* _Problem requirements_: Your task is to repeat, word for word, the line containing "What's the underlying" and all lines that follow it to the end of the material, and no other lines.

Data entries for graphics:
=-=-=-=-=

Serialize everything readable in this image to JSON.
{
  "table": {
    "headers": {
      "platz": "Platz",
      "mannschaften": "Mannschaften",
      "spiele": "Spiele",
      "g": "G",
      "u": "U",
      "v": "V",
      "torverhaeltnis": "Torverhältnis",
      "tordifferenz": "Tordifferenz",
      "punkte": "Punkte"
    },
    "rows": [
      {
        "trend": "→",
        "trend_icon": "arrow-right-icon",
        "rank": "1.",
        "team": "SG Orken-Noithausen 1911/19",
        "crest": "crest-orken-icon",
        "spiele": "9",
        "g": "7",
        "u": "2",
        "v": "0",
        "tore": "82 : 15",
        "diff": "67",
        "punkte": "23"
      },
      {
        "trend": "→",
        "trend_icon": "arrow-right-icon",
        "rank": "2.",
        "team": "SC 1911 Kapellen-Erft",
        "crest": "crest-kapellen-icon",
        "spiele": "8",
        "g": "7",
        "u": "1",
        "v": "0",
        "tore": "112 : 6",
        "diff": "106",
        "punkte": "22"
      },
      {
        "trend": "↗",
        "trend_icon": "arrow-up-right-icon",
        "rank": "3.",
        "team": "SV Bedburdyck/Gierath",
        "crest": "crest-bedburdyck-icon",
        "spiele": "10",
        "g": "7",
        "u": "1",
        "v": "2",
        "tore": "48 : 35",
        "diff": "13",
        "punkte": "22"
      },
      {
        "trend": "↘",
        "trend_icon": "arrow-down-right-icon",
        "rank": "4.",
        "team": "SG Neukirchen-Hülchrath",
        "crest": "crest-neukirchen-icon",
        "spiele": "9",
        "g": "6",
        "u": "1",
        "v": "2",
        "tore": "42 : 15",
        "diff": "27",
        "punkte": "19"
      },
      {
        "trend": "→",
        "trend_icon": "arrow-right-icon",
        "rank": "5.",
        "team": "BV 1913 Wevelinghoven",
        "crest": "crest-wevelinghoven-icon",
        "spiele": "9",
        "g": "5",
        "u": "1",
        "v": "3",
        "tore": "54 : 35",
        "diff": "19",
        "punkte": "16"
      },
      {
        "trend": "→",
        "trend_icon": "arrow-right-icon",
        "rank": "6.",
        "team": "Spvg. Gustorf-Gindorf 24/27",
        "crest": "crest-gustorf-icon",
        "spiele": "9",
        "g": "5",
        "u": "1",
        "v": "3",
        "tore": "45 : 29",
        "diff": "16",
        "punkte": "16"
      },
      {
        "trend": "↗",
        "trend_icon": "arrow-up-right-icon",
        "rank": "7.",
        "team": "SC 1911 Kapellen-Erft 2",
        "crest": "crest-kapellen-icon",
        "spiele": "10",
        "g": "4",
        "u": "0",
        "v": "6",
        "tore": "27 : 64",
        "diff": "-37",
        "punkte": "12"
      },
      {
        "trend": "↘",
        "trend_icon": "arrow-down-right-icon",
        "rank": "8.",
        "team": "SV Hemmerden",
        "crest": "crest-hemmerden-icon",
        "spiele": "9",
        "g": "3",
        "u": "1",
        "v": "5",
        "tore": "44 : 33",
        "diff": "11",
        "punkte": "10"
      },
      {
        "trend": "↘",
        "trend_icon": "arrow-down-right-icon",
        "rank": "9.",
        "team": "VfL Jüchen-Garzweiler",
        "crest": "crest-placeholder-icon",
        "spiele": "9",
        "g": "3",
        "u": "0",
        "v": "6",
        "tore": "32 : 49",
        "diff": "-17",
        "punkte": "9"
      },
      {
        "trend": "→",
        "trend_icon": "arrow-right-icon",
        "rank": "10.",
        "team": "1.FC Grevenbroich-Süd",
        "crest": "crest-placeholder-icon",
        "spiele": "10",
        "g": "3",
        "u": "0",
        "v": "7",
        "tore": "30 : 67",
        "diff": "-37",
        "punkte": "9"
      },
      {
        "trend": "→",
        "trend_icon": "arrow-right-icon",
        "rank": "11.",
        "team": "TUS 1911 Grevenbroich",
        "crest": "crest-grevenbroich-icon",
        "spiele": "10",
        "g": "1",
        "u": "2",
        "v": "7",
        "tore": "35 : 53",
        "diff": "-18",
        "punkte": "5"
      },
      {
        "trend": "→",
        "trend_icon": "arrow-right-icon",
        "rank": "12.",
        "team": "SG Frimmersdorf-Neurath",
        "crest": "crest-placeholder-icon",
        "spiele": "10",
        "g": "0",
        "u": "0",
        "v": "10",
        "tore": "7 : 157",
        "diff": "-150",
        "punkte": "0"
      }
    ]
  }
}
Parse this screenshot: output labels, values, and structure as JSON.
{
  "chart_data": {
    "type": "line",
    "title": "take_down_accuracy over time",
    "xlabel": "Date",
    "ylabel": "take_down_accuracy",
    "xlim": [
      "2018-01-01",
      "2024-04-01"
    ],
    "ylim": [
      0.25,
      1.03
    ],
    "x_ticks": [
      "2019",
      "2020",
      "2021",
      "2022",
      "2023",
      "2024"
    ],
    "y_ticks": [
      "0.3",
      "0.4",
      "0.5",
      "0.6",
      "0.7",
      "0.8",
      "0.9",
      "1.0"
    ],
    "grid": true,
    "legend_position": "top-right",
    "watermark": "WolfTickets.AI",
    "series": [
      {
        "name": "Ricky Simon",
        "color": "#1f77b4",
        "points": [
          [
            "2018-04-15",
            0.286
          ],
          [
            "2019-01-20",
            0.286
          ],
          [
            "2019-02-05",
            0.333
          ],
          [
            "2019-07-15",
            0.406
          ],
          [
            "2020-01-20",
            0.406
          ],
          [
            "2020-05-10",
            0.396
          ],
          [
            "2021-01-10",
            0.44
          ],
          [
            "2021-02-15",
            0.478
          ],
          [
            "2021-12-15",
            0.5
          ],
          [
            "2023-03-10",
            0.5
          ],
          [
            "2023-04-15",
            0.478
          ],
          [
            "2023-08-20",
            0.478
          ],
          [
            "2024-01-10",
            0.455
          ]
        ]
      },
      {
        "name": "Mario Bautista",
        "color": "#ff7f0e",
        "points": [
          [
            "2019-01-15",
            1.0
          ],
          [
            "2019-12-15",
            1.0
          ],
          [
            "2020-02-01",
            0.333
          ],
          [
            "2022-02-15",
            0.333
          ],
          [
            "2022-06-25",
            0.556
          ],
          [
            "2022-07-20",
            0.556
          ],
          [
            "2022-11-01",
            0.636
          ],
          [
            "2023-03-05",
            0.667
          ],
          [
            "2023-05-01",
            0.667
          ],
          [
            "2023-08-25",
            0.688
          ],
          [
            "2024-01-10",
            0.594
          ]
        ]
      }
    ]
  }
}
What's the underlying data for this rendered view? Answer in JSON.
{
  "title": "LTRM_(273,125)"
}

=-=-=-=-=

* _Solution to the exercise_:
What's the underlying data for this rendered view? Answer in JSON.
{
  "title": "LTRM_(273,125)"
}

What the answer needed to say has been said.